### Set exercise
Please find all lines in the data that hold the string "杭州市房屋租赁合同范本" and copy them.
====== Supplied material
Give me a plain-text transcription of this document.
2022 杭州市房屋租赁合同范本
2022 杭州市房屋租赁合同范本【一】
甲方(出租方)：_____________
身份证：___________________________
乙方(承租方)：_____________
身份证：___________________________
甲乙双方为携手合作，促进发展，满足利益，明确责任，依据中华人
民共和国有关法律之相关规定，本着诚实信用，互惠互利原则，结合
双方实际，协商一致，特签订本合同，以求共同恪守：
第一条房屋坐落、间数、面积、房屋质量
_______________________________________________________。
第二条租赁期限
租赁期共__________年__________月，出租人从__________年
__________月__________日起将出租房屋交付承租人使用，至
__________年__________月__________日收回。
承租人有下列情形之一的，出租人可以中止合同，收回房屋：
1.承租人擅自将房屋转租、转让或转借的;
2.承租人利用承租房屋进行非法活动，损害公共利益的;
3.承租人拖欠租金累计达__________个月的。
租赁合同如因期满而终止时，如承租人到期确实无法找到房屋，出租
============
### Solution for this exercise
2022 杭州市房屋租赁合同范本
2022 杭州市房屋租赁合同范本【一】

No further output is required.